::: Supplied data :::
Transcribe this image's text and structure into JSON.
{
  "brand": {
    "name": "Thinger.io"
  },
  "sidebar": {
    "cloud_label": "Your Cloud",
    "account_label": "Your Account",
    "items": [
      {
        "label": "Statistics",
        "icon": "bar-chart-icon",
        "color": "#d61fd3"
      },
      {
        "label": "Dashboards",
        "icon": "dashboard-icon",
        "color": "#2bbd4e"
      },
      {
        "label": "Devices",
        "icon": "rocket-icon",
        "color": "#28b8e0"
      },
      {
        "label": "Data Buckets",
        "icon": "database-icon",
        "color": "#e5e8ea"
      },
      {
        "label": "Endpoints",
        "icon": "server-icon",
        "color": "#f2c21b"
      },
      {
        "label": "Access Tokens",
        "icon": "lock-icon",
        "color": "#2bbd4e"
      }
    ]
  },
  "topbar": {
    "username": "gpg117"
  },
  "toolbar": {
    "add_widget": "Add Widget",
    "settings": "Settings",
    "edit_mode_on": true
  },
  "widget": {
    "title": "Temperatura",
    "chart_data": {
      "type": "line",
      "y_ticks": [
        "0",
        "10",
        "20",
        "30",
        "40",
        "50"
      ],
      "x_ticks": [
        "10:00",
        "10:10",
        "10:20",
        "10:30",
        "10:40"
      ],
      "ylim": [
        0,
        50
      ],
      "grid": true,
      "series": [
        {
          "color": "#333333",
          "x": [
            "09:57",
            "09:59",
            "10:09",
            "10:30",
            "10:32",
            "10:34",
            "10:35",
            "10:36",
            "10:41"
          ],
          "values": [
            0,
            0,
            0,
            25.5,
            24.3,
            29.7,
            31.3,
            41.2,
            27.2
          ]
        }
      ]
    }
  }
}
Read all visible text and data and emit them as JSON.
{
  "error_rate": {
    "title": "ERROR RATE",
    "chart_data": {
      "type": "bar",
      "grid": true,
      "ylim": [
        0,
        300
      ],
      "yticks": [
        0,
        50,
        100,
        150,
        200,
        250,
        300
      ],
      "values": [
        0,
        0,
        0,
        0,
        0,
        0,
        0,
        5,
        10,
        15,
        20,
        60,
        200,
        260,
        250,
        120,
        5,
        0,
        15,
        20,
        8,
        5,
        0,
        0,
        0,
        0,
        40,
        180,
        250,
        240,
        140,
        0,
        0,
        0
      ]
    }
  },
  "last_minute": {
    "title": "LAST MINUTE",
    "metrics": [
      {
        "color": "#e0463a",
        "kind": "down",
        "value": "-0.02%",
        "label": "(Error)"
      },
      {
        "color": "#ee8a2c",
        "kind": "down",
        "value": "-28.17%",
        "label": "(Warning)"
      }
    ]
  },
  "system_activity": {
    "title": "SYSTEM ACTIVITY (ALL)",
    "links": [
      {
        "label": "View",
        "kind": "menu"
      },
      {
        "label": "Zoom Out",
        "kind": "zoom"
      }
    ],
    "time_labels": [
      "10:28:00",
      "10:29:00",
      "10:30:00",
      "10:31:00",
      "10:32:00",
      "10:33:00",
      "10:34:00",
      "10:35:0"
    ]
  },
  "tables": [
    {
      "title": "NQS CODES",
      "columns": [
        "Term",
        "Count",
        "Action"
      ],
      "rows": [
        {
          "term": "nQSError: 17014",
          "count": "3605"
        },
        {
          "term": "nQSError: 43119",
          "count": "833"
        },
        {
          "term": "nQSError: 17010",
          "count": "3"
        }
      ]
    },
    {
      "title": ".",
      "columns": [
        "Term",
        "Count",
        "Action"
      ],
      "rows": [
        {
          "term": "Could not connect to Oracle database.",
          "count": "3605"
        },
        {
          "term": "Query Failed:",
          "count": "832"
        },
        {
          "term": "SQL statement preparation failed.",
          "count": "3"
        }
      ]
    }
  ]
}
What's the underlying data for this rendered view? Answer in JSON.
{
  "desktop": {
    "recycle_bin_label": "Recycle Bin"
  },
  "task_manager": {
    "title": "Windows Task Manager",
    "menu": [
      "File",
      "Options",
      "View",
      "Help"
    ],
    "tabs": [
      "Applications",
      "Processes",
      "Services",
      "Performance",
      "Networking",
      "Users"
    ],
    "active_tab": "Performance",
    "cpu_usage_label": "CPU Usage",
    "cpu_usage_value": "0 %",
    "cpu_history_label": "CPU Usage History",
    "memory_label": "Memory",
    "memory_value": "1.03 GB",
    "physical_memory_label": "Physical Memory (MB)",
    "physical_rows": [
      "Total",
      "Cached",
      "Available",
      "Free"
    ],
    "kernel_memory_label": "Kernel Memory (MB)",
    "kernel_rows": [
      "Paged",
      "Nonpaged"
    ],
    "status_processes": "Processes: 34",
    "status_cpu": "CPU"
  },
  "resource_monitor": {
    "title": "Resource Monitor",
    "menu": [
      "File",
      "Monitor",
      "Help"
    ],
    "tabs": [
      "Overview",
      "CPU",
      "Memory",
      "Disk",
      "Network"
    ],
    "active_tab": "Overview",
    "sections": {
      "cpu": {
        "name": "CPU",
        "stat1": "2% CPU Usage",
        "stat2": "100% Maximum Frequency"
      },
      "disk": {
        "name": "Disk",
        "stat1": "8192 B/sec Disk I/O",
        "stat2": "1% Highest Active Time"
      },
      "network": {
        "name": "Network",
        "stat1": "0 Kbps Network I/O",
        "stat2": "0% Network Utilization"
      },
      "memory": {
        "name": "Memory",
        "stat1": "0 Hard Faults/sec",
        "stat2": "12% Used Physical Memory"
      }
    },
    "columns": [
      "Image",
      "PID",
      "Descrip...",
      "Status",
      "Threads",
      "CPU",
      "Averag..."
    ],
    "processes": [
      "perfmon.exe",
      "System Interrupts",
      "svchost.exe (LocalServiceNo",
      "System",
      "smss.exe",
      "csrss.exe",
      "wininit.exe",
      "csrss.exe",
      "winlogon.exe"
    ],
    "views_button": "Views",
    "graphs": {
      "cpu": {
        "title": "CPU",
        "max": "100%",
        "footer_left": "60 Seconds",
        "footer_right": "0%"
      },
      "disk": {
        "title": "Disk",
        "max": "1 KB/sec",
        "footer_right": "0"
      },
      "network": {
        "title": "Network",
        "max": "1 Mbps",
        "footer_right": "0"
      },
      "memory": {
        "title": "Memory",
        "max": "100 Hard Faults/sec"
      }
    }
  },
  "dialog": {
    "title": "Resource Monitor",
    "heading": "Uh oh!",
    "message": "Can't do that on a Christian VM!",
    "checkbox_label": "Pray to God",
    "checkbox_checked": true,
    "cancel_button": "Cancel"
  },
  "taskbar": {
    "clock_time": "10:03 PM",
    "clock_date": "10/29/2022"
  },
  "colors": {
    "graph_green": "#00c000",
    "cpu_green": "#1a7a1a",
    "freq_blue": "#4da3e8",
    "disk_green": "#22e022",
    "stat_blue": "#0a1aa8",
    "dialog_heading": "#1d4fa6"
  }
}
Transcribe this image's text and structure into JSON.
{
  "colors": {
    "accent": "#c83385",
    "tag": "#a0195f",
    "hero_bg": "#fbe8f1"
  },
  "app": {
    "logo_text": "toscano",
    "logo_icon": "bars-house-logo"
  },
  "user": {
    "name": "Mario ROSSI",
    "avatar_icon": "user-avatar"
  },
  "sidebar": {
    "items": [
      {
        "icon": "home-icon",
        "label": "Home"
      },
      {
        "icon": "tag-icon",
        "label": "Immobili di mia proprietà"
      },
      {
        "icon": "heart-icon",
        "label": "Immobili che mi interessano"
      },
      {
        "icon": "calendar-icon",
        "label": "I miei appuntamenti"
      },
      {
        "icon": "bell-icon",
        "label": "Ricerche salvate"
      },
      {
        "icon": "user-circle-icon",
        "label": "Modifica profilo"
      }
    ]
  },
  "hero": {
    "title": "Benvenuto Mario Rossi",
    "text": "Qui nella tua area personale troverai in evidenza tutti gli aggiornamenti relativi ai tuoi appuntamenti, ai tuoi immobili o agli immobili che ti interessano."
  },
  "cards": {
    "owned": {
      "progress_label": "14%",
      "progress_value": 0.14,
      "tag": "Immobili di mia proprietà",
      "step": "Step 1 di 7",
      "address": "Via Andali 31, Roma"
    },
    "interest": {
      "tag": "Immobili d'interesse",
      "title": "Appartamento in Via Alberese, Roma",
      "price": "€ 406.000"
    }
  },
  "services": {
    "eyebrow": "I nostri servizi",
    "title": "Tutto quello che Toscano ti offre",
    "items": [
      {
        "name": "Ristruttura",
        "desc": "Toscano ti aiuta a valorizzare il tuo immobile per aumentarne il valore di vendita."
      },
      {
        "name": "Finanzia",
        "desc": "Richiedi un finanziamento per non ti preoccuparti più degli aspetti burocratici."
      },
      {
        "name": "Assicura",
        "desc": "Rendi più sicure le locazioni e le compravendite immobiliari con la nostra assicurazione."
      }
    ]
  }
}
:::
*To do*: Give only the number of lines in the material above where the string "Hard" appears.

*Answer to this task*: 2